Collected data entries:

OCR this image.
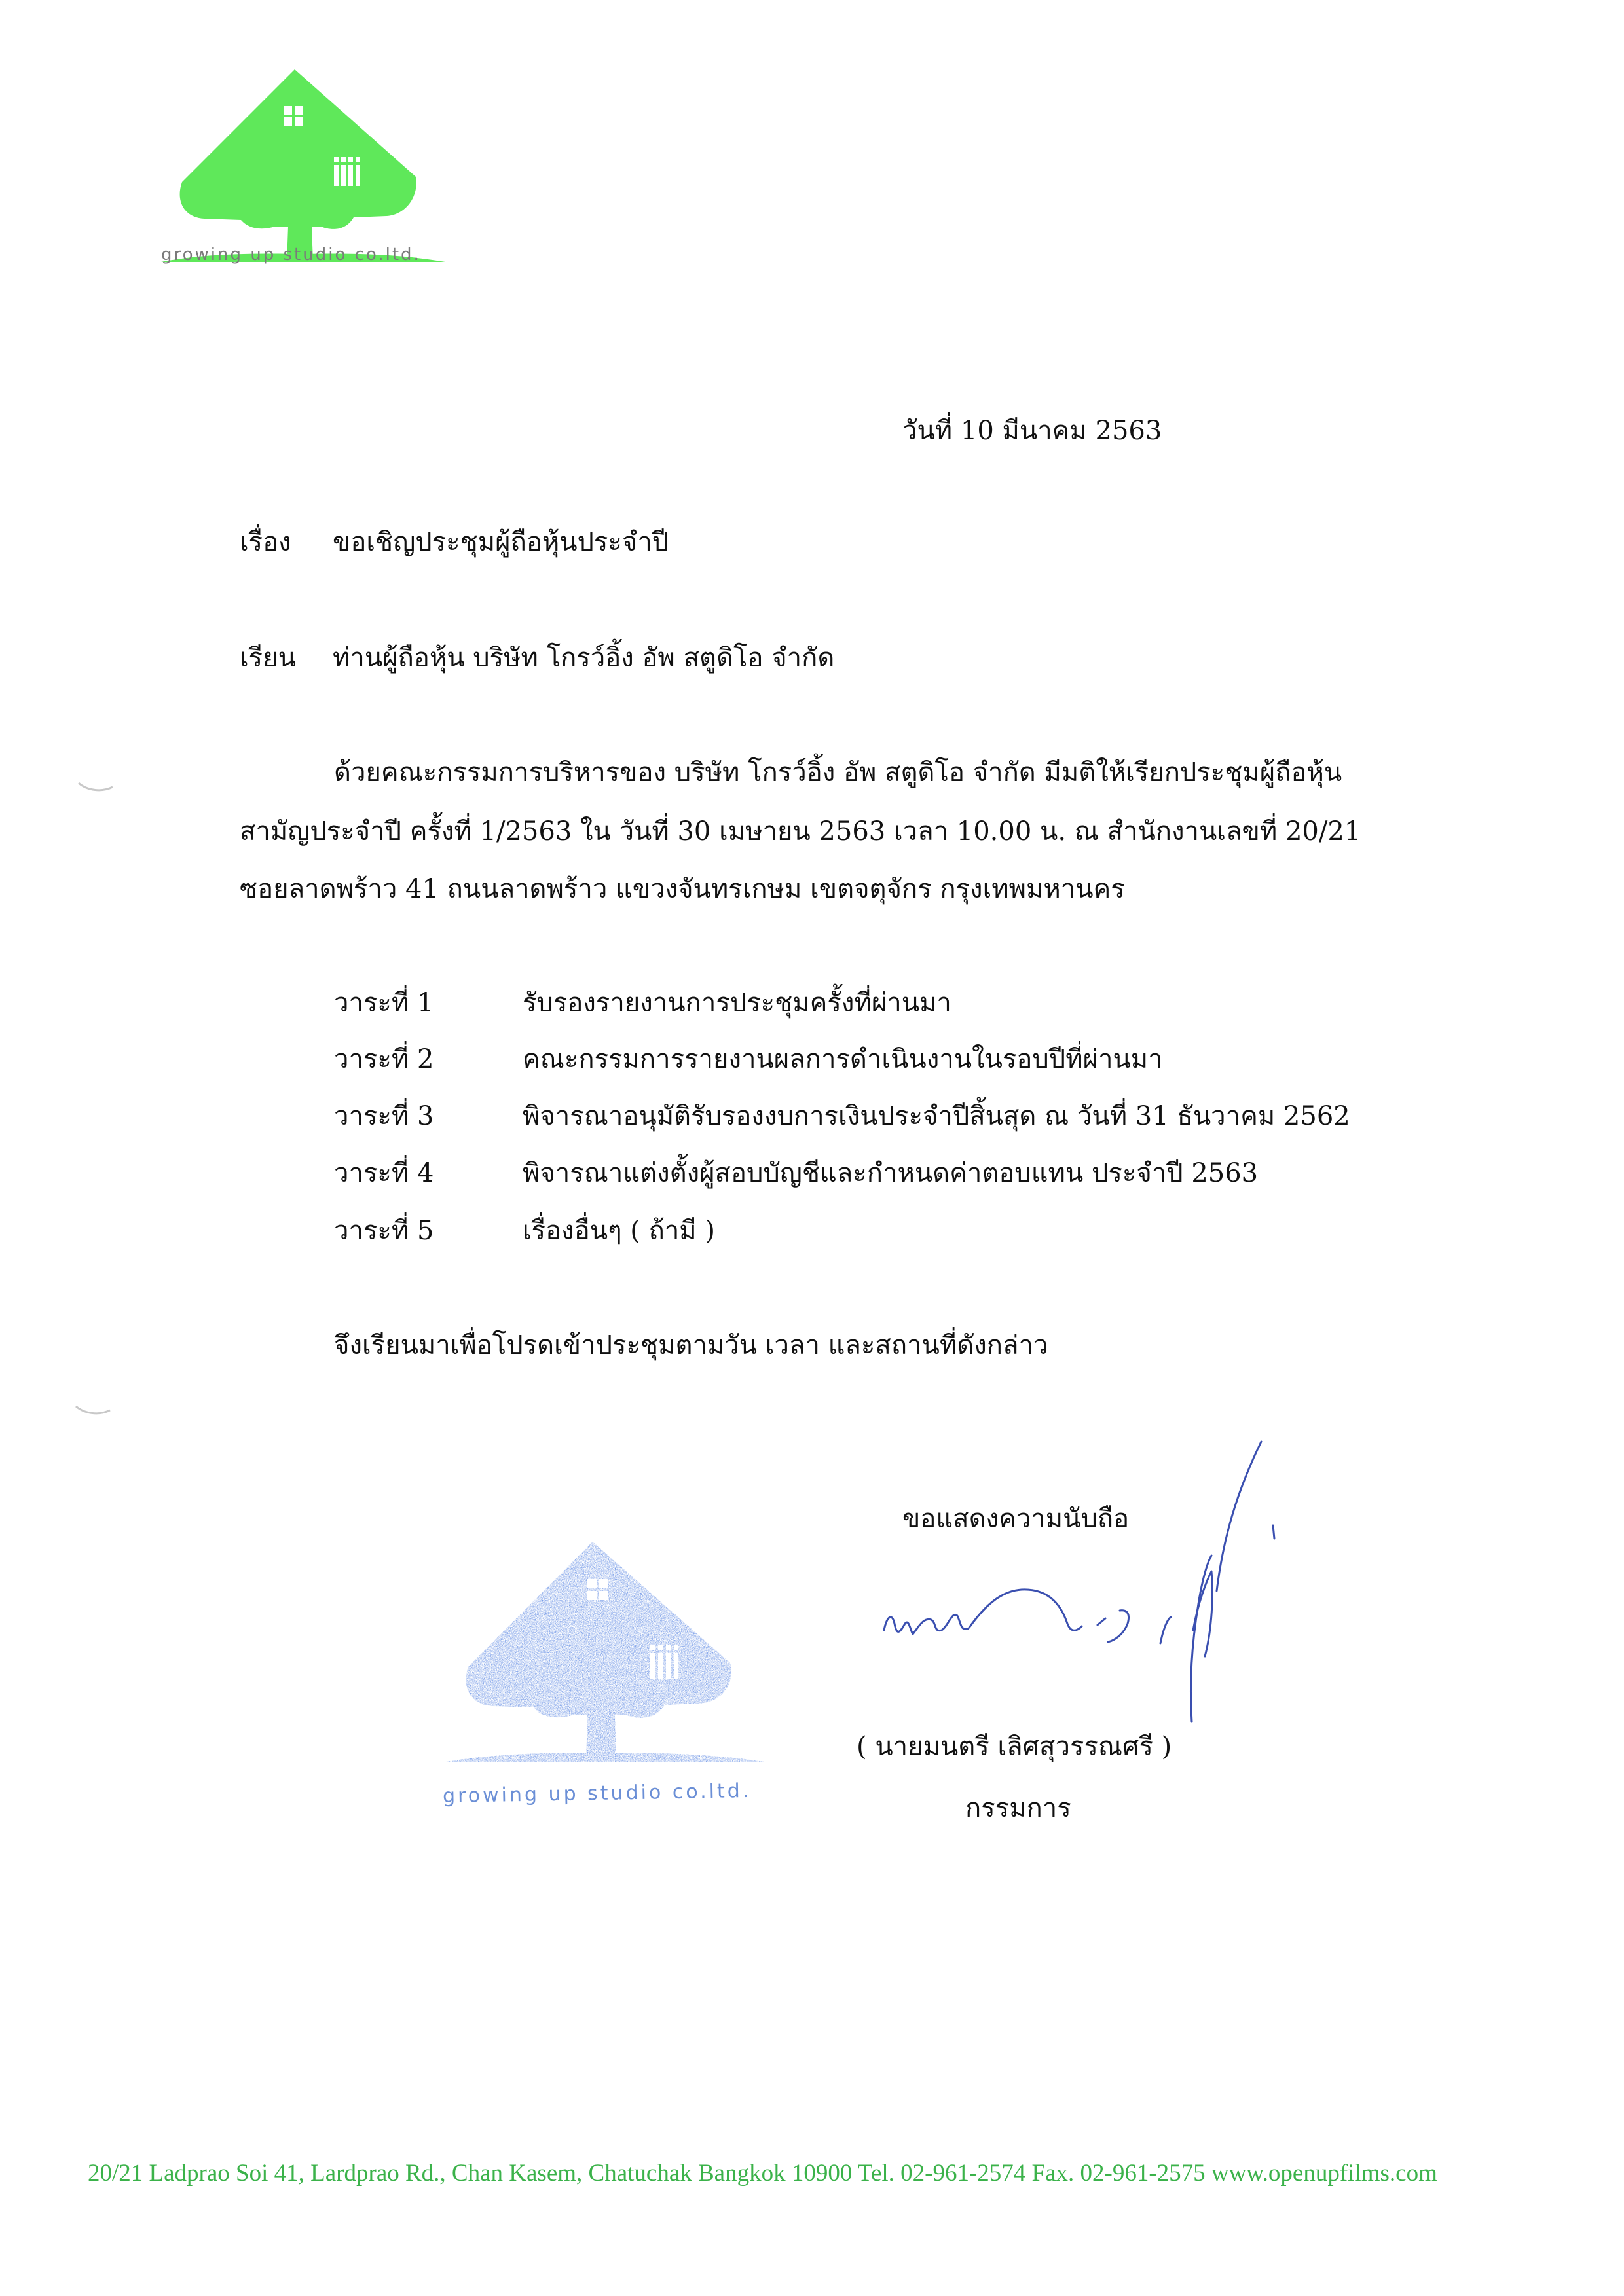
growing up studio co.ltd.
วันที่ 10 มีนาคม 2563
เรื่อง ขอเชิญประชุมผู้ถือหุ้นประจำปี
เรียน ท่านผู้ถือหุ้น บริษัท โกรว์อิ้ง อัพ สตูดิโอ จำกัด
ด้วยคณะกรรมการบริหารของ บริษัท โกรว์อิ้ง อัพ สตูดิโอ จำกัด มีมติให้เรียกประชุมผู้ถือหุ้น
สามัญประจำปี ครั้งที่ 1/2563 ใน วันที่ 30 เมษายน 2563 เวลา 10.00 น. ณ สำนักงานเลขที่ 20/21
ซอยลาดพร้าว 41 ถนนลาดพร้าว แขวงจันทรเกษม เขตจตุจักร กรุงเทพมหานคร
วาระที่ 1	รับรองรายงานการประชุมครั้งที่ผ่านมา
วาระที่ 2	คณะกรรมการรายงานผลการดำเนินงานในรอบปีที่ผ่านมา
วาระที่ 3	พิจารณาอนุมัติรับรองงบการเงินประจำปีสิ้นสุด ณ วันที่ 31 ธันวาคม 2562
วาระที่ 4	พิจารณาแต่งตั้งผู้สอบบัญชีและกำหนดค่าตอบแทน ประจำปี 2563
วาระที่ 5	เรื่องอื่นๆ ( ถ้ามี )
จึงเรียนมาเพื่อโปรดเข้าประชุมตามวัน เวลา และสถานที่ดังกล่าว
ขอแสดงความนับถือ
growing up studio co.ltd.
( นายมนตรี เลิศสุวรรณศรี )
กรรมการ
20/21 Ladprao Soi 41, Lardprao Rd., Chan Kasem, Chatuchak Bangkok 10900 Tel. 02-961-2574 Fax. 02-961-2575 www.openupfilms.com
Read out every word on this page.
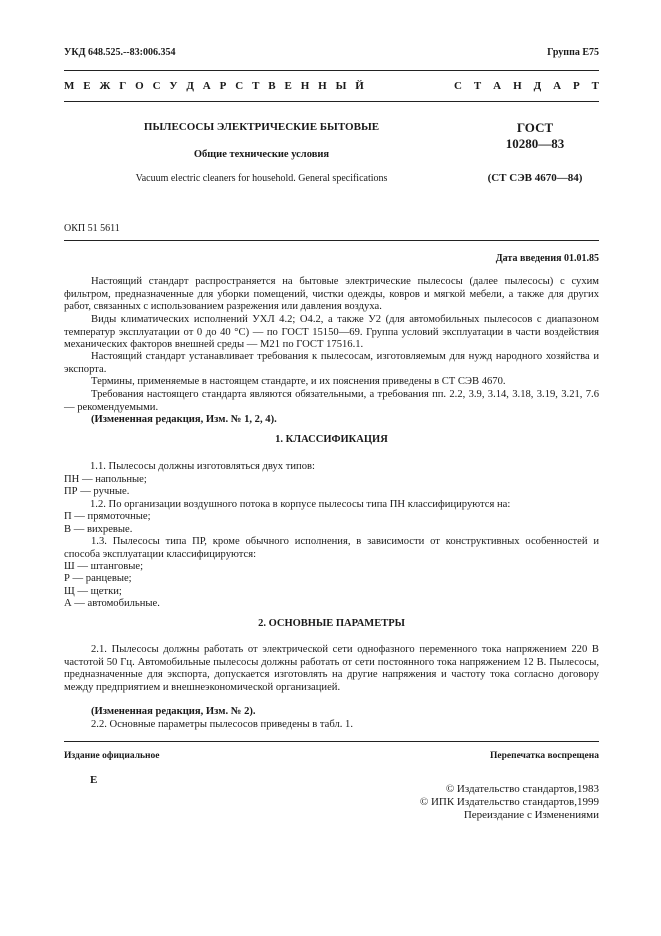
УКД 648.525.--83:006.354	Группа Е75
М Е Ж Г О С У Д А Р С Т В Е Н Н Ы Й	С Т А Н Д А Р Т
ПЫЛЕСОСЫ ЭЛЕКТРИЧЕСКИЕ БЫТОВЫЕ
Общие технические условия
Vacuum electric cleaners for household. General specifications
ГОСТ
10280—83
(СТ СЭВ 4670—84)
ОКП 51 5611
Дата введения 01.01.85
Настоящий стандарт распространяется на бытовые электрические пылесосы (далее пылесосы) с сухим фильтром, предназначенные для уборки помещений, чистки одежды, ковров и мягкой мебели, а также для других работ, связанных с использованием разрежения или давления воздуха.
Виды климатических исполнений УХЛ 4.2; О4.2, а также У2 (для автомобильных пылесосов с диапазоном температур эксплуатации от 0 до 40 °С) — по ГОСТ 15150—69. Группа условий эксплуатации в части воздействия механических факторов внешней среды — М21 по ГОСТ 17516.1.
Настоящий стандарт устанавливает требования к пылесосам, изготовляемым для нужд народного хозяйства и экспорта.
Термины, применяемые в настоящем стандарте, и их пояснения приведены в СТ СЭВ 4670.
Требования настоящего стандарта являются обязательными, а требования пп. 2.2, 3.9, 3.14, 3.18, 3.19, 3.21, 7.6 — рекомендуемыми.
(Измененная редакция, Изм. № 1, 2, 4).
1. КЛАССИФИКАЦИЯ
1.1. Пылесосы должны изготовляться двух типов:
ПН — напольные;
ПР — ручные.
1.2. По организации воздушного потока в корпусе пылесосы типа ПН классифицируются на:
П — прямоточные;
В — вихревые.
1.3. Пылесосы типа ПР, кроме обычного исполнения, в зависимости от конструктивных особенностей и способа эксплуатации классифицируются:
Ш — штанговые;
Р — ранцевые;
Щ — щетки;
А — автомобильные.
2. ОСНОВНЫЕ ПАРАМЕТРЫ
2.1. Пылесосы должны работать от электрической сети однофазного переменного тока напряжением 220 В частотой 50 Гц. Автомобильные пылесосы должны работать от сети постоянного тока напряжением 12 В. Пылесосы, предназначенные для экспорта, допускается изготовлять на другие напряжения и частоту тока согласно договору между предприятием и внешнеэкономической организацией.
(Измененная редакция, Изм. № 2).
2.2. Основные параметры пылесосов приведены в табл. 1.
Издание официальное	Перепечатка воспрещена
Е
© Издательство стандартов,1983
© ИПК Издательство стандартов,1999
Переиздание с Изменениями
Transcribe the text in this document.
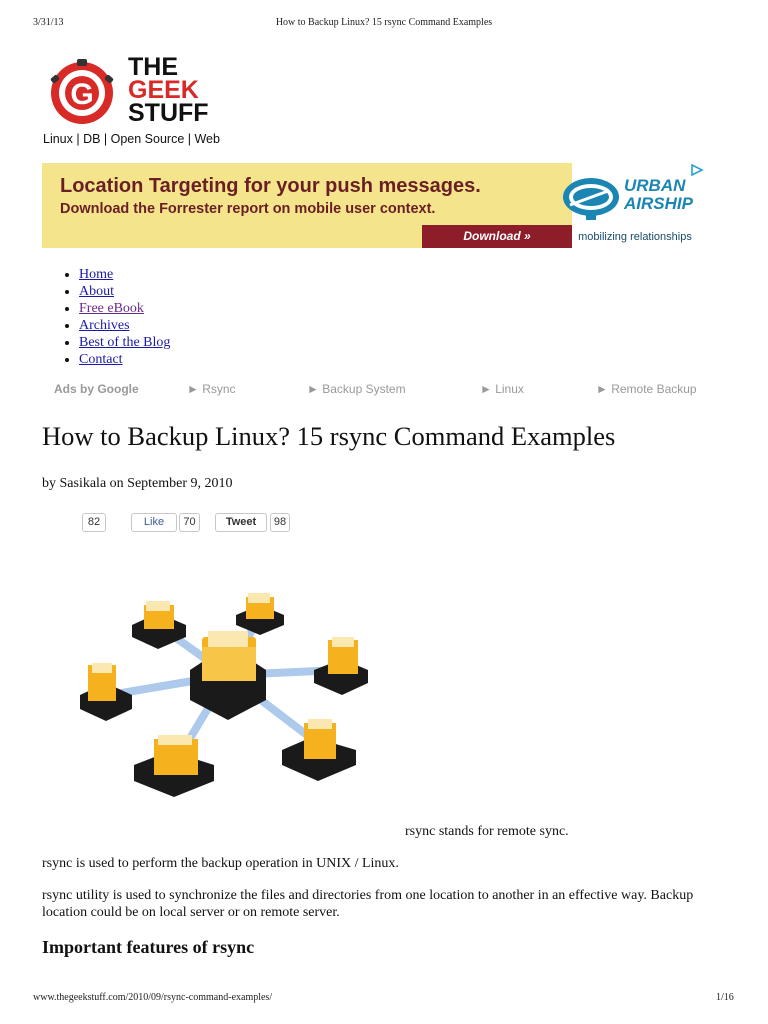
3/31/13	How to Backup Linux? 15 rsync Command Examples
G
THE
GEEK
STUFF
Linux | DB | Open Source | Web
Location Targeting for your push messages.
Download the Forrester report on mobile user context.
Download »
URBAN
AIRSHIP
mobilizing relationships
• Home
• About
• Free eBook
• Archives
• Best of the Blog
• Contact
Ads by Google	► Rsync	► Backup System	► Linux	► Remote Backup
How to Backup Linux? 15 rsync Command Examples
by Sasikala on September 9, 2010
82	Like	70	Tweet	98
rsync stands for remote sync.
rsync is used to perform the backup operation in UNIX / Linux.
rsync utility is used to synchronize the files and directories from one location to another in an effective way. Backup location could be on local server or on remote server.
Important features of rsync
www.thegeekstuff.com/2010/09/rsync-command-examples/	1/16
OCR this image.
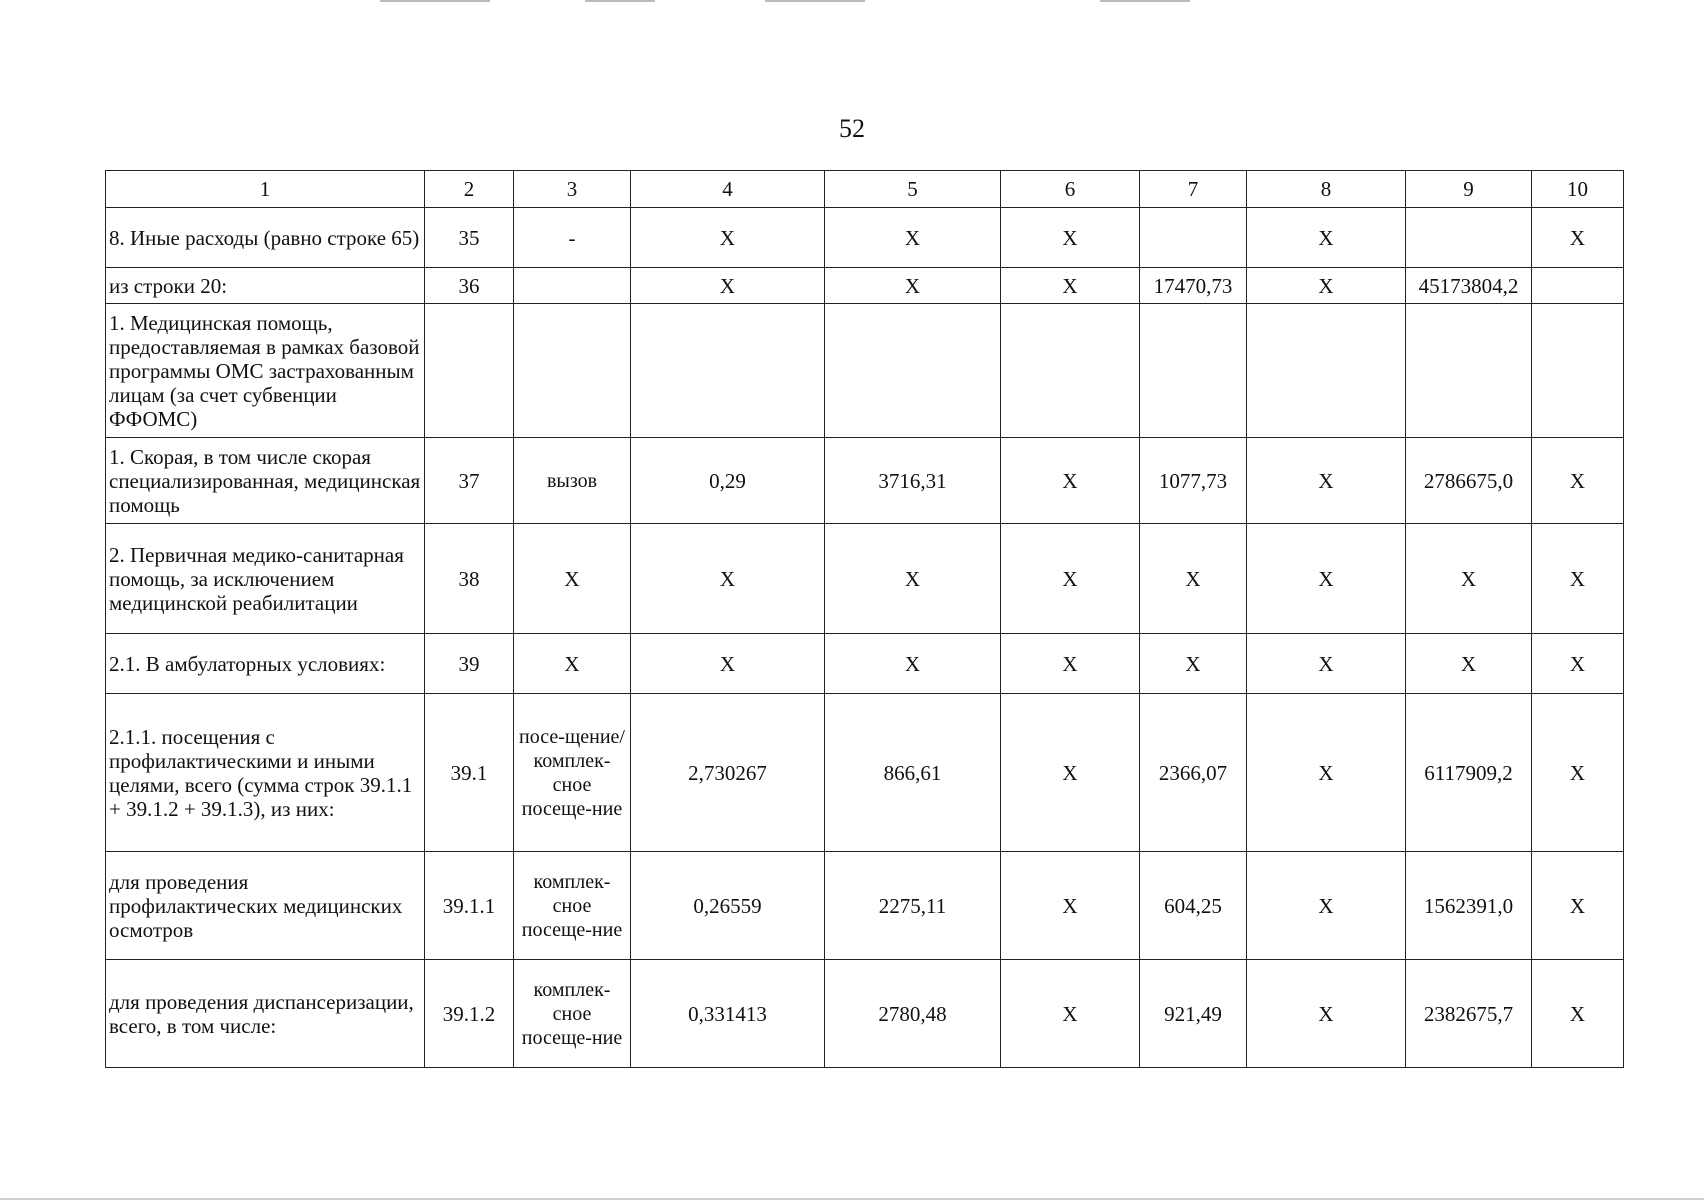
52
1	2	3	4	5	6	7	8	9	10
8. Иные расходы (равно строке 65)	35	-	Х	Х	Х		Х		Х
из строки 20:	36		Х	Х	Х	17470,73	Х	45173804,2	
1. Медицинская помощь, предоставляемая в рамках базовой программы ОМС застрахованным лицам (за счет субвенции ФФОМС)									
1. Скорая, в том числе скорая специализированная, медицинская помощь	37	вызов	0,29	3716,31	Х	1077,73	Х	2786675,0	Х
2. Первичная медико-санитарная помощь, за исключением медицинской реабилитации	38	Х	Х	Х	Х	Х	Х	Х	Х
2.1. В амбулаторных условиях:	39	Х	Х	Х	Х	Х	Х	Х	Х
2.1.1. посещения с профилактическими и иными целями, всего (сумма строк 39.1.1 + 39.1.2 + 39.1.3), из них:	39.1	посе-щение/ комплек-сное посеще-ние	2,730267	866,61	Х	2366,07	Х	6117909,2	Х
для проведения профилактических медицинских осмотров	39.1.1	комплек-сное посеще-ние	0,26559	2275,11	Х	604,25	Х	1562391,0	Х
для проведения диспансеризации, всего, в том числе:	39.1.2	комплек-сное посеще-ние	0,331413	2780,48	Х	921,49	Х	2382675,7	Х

What needs to be done ->
Using the material above, state how many lines include the string "сное". Answer with a single number.

Full answer ->
3